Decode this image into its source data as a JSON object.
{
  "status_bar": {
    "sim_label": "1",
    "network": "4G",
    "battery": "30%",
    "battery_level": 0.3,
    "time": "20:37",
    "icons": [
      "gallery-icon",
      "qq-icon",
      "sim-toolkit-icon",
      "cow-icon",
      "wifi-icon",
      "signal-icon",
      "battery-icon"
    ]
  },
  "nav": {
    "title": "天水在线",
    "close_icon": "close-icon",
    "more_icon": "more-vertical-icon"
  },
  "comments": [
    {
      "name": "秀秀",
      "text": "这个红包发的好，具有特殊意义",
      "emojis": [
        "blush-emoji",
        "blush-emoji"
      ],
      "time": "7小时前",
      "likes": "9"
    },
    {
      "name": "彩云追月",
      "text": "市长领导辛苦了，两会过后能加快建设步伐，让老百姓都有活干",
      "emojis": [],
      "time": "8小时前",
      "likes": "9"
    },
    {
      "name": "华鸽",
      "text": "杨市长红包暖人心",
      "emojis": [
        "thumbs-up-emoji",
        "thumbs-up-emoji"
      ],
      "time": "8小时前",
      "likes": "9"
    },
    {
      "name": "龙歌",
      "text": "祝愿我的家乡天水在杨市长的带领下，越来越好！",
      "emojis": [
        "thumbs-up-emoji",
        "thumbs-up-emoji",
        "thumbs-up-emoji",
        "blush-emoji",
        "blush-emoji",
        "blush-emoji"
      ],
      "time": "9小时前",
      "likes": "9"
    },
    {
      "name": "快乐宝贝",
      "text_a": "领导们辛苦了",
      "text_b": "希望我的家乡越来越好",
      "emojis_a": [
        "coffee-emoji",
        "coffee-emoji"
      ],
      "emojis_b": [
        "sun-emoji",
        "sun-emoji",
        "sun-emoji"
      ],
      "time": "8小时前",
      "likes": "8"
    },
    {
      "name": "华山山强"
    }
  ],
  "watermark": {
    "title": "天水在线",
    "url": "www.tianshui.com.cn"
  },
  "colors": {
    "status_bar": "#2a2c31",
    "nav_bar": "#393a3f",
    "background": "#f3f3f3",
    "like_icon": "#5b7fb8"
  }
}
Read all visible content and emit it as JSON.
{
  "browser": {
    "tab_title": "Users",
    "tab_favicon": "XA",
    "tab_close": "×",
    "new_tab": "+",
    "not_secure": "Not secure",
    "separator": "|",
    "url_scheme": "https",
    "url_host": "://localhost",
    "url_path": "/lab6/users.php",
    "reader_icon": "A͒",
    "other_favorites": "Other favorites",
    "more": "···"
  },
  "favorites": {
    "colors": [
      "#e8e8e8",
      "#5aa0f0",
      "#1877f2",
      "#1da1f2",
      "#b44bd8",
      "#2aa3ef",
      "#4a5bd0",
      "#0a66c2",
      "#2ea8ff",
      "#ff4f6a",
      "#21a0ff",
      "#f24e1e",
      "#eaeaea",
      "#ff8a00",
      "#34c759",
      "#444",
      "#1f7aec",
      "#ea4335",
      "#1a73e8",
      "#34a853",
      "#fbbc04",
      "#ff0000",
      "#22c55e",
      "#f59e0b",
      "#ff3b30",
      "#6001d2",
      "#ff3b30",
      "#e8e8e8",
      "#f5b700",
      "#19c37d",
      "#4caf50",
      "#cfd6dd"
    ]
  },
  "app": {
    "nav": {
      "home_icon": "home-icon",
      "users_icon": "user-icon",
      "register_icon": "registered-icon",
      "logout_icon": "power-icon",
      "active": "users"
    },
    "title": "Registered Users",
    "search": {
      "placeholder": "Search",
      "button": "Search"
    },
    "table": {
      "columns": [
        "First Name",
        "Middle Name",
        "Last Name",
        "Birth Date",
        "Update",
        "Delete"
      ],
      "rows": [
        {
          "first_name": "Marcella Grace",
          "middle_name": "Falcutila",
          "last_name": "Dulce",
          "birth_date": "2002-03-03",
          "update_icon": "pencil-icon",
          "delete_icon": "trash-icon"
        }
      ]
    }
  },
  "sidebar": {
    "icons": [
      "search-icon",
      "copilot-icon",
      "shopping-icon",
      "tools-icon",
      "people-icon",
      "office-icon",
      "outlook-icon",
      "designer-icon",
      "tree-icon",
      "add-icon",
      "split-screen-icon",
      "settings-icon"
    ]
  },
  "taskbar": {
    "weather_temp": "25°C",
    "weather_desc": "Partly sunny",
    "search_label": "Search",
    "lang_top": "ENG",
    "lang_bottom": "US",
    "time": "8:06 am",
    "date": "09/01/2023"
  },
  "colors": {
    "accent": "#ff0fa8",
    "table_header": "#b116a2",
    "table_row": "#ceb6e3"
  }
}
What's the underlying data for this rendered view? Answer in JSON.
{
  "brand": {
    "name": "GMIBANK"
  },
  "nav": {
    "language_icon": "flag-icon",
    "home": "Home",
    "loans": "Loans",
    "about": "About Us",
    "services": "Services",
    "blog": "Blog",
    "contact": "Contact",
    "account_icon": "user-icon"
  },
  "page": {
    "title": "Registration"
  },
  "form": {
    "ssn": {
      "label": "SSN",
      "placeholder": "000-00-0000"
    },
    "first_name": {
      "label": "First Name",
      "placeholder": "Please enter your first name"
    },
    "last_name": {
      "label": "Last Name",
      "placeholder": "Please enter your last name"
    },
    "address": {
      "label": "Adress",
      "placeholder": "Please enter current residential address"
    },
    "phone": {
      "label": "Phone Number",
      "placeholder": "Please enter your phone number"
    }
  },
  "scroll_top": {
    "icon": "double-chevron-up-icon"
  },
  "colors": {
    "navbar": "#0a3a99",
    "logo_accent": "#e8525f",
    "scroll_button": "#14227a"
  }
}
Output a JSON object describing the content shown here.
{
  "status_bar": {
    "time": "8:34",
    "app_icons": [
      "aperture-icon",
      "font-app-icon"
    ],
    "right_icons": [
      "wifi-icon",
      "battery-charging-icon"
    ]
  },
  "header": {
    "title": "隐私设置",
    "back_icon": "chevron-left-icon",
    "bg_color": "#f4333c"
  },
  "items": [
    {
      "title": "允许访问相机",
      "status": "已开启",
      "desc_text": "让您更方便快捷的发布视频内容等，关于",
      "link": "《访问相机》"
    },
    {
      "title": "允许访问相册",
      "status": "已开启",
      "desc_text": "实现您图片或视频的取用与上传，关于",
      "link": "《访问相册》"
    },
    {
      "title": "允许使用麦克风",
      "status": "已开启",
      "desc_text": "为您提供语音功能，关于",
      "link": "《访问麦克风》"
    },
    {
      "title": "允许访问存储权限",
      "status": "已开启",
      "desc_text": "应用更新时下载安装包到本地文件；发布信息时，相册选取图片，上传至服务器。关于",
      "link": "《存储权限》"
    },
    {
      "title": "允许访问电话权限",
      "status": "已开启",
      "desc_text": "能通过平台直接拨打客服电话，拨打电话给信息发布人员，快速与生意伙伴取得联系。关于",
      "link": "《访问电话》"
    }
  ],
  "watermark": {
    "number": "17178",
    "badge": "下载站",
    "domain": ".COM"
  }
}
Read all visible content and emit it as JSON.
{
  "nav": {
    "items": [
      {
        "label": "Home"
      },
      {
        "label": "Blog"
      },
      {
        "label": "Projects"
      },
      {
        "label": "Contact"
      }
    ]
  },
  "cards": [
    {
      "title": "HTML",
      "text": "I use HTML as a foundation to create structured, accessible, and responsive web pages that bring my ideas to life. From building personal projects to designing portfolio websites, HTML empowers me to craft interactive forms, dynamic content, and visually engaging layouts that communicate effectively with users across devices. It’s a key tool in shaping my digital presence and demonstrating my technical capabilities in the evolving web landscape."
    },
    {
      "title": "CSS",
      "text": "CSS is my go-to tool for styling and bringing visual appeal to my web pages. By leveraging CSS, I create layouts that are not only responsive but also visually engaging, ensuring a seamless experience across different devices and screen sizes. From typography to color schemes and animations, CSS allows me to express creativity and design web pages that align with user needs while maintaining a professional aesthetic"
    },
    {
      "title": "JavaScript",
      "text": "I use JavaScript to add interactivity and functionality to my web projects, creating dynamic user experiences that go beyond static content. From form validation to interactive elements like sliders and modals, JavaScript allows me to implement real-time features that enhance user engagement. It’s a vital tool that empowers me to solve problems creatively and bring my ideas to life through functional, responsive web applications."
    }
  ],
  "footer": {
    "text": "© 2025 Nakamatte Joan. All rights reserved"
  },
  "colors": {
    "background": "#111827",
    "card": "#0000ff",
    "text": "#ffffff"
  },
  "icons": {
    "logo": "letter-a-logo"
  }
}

--- Exercise prompt ---
Search the listing for the word "data". Copy every line in which it occurs.

--- Task result ---
Decode this image into its source data as a JSON object.
What's the underlying data for this rendered view? Answer in JSON.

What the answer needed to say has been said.